# [WHAT TO WORK ON]
• a. The web scraping article says a web page lacks certain metadata. List each kind of metadata it names.
• b. Carry on the web scraping article past its last sentence.

# [GIVEN TEXT]
⟨
Step 0: Find the original data source and skip the scrape

I'm writing this article at the end of 2017, and at this point in our digital evolution, web scraping seems like a quaint pastime. Yes, there are still some cases for it, which is why I'm presenting this article. But if you find information that looks like data on a web page, then there probably is a real data source behind it. And with the movement toward open data (especially in government) and data-driven APIs (in social media and commercial sites) -- there is probably a way for you to get to that data source directly.

In my example page for this post, the source page is hosted by CDC.gov, a government agency whose mandate is to share information with other public and private entities. As one expert pointed out, the CDC shares a ton of data at its dedicated data.cdc.gov site. Does this include the specific table the user wanted? Maybe -- I didn't spend a lot of time looking for it. However, even if the answer is No -- it's a simple process to ask for it. Remember that web sites are run by people, and usually these people are keen to share their information. You can save effort and achieve a more reliable result if you can get the official data source.

If you find an official data source to use instead, you might still want to automate its collection and import into SAS. Here are two articles that cover different techniques:

Web scraping is lossy, fragile process. The information on the web page does not include data types, lengths, or constraints metadata. And one tweak to the presentation of the web page can break any automated scraping process. If you have no other alternative and you're willing to accept these limitations, let's proceed to Step 1.

Step 1: Fetch the web page

In this step, we want to achieve the equivalent of the "Save As..." function from your favorite web browser. Just like your web browser, SAS can act as an HTTP client. The two most popular methods are:

  • FILENAME URL, which assigns a SAS fileref to the web page content. You can then use INFILE and INPUT to read that file from a DATA step.
  • PROC HTTP, which requires a few more lines of code to get and store the web page content in a single SAS procedure step.
⟩
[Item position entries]
⟨
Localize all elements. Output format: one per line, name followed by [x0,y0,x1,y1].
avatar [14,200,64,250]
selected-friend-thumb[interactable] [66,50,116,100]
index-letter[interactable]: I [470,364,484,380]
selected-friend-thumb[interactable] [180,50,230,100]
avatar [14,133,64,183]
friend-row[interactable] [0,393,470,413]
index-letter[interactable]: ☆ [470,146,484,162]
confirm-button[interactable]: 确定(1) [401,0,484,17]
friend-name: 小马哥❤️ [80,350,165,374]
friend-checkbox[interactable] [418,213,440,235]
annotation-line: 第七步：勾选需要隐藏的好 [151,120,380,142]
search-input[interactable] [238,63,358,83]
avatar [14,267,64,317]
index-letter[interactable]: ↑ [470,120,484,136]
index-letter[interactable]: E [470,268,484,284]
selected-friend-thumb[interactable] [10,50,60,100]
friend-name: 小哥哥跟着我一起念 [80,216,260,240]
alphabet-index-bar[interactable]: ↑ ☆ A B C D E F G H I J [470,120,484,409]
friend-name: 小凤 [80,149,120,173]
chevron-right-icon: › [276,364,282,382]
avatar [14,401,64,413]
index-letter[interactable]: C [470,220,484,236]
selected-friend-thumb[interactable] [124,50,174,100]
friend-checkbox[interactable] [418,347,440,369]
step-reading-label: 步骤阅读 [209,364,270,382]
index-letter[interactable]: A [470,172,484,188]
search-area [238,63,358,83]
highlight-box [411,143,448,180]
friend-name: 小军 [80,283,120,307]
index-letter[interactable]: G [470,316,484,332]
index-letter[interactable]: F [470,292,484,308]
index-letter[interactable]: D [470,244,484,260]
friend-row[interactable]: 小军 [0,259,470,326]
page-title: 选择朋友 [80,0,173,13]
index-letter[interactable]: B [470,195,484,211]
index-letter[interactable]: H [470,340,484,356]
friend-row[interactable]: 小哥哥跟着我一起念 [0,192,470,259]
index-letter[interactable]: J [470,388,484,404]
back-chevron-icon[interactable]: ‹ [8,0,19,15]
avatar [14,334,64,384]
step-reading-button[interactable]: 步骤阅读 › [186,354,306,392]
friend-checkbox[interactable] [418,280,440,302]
⟩
# [ANSWERS TO THE EXERCISE]
• a.
- data types
- lengths
- constraints

• b.
I prefer PROC HTTP, and here's why. First, as a separate explicit step it's easier to run just once and then work with the file result over the remainder of your program. You're guaranteed to fetch the file just once. Though a bit more code, it makes it more clear about what happens under the covers. Next reason: PROC HTTP has been refined considerably in SAS 9.4 to run fast and efficient. Its many options make it a versatile tool for all types of internet interactions, so it's a good technique to learn. You'll find many more uses for it.

Here's my code for getting the web page for this example:

/* Could use this, might be slower/less robust */
* filename src url "https://wwwn.cdc.gov/nndss/conditions/search/";
 
/* I prefer PROC HTTP for speed and flexibility */
filename src temp;
proc http
 method="GET"
 url="https://wwwn.cdc.gov/nndss/conditions/search/"
 out=src;
run;

Step 2: Parse the web page contents

Before you can write code that parses a web page, it helps to have some idea of how the page is put together. Most web pages are HTML code, and the data that is "locked up" within them are expressed in table tags: <table>, <tr>, <td> and so on. Before writing the first line of code, open the HTML source in your favorite text editor and see what patterns you can find.

For this example from the CDC, the data we're looking for is in a table that has 6 fields. Fortunately for us, the HTML layout is very regular, which means our parsing code won't need to worry about lots of variation and special cases.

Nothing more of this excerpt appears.